**AIM**. Each entry below must be repeated word for word.

**DATA SHOWN**.
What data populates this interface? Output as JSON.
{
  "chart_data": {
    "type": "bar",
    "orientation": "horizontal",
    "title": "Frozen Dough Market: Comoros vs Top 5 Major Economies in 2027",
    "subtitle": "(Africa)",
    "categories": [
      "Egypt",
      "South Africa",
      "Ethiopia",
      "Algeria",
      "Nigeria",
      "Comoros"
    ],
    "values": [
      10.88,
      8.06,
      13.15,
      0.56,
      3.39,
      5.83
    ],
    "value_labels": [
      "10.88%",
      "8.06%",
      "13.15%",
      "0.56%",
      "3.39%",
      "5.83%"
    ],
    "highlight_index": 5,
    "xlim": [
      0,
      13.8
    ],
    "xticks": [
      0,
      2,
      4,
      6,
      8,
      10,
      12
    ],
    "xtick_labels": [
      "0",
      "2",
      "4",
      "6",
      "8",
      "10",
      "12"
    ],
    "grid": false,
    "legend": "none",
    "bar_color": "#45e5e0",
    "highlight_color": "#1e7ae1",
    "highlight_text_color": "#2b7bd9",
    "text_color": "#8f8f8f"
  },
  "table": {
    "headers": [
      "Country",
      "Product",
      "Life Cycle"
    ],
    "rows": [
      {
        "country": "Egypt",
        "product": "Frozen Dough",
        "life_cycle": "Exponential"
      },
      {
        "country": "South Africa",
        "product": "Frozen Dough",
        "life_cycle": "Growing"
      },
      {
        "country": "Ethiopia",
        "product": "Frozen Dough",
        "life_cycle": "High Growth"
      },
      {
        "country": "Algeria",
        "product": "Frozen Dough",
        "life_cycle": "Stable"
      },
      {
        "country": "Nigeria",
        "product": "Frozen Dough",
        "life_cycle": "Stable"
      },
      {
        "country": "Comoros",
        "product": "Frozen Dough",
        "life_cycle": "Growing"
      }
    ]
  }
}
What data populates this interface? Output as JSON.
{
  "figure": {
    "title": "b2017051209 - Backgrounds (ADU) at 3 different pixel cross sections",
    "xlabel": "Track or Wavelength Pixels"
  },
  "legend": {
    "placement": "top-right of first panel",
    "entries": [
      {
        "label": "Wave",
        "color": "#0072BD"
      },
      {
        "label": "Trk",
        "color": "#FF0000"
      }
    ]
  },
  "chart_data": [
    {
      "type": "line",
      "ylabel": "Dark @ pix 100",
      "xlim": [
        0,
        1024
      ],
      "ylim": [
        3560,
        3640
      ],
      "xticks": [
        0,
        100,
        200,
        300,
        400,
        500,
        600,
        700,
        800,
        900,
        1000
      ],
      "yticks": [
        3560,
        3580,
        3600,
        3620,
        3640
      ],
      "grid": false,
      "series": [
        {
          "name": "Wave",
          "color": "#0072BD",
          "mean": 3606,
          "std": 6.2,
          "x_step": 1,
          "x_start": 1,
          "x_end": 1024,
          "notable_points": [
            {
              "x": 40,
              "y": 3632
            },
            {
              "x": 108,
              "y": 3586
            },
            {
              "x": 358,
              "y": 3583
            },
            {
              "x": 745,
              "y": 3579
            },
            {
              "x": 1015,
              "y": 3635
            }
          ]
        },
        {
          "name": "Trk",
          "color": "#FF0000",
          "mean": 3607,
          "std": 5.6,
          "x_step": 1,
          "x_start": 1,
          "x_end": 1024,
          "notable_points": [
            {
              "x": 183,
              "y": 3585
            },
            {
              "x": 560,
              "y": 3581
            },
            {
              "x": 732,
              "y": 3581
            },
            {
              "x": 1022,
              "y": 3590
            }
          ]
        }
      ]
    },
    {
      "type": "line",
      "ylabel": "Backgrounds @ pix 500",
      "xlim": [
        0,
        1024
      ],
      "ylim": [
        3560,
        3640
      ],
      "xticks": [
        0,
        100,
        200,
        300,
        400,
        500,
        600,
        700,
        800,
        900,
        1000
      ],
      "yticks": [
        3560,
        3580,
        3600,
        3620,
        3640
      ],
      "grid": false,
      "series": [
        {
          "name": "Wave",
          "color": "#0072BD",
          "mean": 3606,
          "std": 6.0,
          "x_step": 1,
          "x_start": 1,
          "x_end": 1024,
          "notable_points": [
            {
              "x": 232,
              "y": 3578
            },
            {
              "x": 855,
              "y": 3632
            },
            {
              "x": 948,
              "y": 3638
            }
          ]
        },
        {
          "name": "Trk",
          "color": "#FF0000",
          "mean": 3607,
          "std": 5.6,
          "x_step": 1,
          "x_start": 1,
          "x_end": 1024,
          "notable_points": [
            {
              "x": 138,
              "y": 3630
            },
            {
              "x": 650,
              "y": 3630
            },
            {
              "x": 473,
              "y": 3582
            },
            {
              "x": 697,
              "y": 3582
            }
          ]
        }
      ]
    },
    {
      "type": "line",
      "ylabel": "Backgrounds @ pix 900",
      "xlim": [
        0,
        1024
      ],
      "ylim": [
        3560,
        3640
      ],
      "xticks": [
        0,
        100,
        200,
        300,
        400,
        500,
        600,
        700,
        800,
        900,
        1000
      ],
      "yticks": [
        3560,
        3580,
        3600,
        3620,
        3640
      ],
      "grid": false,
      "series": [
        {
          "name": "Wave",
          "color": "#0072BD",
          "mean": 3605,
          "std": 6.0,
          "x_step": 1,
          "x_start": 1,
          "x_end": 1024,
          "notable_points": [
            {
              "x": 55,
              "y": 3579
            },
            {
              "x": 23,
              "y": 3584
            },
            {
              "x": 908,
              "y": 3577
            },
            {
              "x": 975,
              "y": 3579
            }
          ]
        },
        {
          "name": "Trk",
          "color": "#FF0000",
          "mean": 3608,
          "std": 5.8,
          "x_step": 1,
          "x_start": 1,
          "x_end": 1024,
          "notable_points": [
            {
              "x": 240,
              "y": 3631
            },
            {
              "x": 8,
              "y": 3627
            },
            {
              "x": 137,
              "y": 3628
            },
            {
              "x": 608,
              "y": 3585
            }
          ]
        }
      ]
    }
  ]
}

**ANSWER FOR THIS EXERCISE**.
What data populates this interface? Output as JSON.
{
  "chart_data": {
    "type": "bar",
    "orientation": "horizontal",
    "title": "Frozen Dough Market: Comoros vs Top 5 Major Economies in 2027",
    "subtitle": "(Africa)",
    "categories": [
      "Egypt",
      "South Africa",
      "Ethiopia",
      "Algeria",
      "Nigeria",
      "Comoros"
    ],
    "values": [
      10.88,
      8.06,
      13.15,
      0.56,
      3.39,
      5.83
    ],
    "value_labels": [
      "10.88%",
      "8.06%",
      "13.15%",
      "0.56%",
      "3.39%",
      "5.83%"
    ],
    "highlight_index": 5,
    "xlim": [
      0,
      13.8
    ],
    "xticks": [
      0,
      2,
      4,
      6,
      8,
      10,
      12
    ],
    "xtick_labels": [
      "0",
      "2",
      "4",
      "6",
      "8",
      "10",
      "12"
    ],
    "grid": false,
    "legend": "none",
    "bar_color": "#45e5e0",
    "highlight_color": "#1e7ae1",
    "highlight_text_color": "#2b7bd9",
    "text_color": "#8f8f8f"
  },
  "table": {
    "headers": [
      "Country",
      "Product",
      "Life Cycle"
    ],
    "rows": [
      {
        "country": "Egypt",
        "product": "Frozen Dough",
        "life_cycle": "Exponential"
      },
      {
        "country": "South Africa",
        "product": "Frozen Dough",
        "life_cycle": "Growing"
      },
      {
        "country": "Ethiopia",
        "product": "Frozen Dough",
        "life_cycle": "High Growth"
      },
      {
        "country": "Algeria",
        "product": "Frozen Dough",
        "life_cycle": "Stable"
      },
      {
        "country": "Nigeria",
        "product": "Frozen Dough",
        "life_cycle": "Stable"
      },
      {
        "country": "Comoros",
        "product": "Frozen Dough",
        "life_cycle": "Growing"
      }
    ]
  }
}
What data populates this interface? Output as JSON.
{
  "figure": {
    "title": "b2017051209 - Backgrounds (ADU) at 3 different pixel cross sections",
    "xlabel": "Track or Wavelength Pixels"
  },
  "legend": {
    "placement": "top-right of first panel",
    "entries": [
      {
        "label": "Wave",
        "color": "#0072BD"
      },
      {
        "label": "Trk",
        "color": "#FF0000"
      }
    ]
  },
  "chart_data": [
    {
      "type": "line",
      "ylabel": "Dark @ pix 100",
      "xlim": [
        0,
        1024
      ],
      "ylim": [
        3560,
        3640
      ],
      "xticks": [
        0,
        100,
        200,
        300,
        400,
        500,
        600,
        700,
        800,
        900,
        1000
      ],
      "yticks": [
        3560,
        3580,
        3600,
        3620,
        3640
      ],
      "grid": false,
      "series": [
        {
          "name": "Wave",
          "color": "#0072BD",
          "mean": 3606,
          "std": 6.2,
          "x_step": 1,
          "x_start": 1,
          "x_end": 1024,
          "notable_points": [
            {
              "x": 40,
              "y": 3632
            },
            {
              "x": 108,
              "y": 3586
            },
            {
              "x": 358,
              "y": 3583
            },
            {
              "x": 745,
              "y": 3579
            },
            {
              "x": 1015,
              "y": 3635
            }
          ]
        },
        {
          "name": "Trk",
          "color": "#FF0000",
          "mean": 3607,
          "std": 5.6,
          "x_step": 1,
          "x_start": 1,
          "x_end": 1024,
          "notable_points": [
            {
              "x": 183,
              "y": 3585
            },
            {
              "x": 560,
              "y": 3581
            },
            {
              "x": 732,
              "y": 3581
            },
            {
              "x": 1022,
              "y": 3590
            }
          ]
        }
      ]
    },
    {
      "type": "line",
      "ylabel": "Backgrounds @ pix 500",
      "xlim": [
        0,
        1024
      ],
      "ylim": [
        3560,
        3640
      ],
      "xticks": [
        0,
        100,
        200,
        300,
        400,
        500,
        600,
        700,
        800,
        900,
        1000
      ],
      "yticks": [
        3560,
        3580,
        3600,
        3620,
        3640
      ],
      "grid": false,
      "series": [
        {
          "name": "Wave",
          "color": "#0072BD",
          "mean": 3606,
          "std": 6.0,
          "x_step": 1,
          "x_start": 1,
          "x_end": 1024,
          "notable_points": [
            {
              "x": 232,
              "y": 3578
            },
            {
              "x": 855,
              "y": 3632
            },
            {
              "x": 948,
              "y": 3638
            }
          ]
        },
        {
          "name": "Trk",
          "color": "#FF0000",
          "mean": 3607,
          "std": 5.6,
          "x_step": 1,
          "x_start": 1,
          "x_end": 1024,
          "notable_points": [
            {
              "x": 138,
              "y": 3630
            },
            {
              "x": 650,
              "y": 3630
            },
            {
              "x": 473,
              "y": 3582
            },
            {
              "x": 697,
              "y": 3582
            }
          ]
        }
      ]
    },
    {
      "type": "line",
      "ylabel": "Backgrounds @ pix 900",
      "xlim": [
        0,
        1024
      ],
      "ylim": [
        3560,
        3640
      ],
      "xticks": [
        0,
        100,
        200,
        300,
        400,
        500,
        600,
        700,
        800,
        900,
        1000
      ],
      "yticks": [
        3560,
        3580,
        3600,
        3620,
        3640
      ],
      "grid": false,
      "series": [
        {
          "name": "Wave",
          "color": "#0072BD",
          "mean": 3605,
          "std": 6.0,
          "x_step": 1,
          "x_start": 1,
          "x_end": 1024,
          "notable_points": [
            {
              "x": 55,
              "y": 3579
            },
            {
              "x": 23,
              "y": 3584
            },
            {
              "x": 908,
              "y": 3577
            },
            {
              "x": 975,
              "y": 3579
            }
          ]
        },
        {
          "name": "Trk",
          "color": "#FF0000",
          "mean": 3608,
          "std": 5.8,
          "x_step": 1,
          "x_start": 1,
          "x_end": 1024,
          "notable_points": [
            {
              "x": 240,
              "y": 3631
            },
            {
              "x": 8,
              "y": 3627
            },
            {
              "x": 137,
              "y": 3628
            },
            {
              "x": 608,
              "y": 3585
            }
          ]
        }
      ]
    }
  ]
}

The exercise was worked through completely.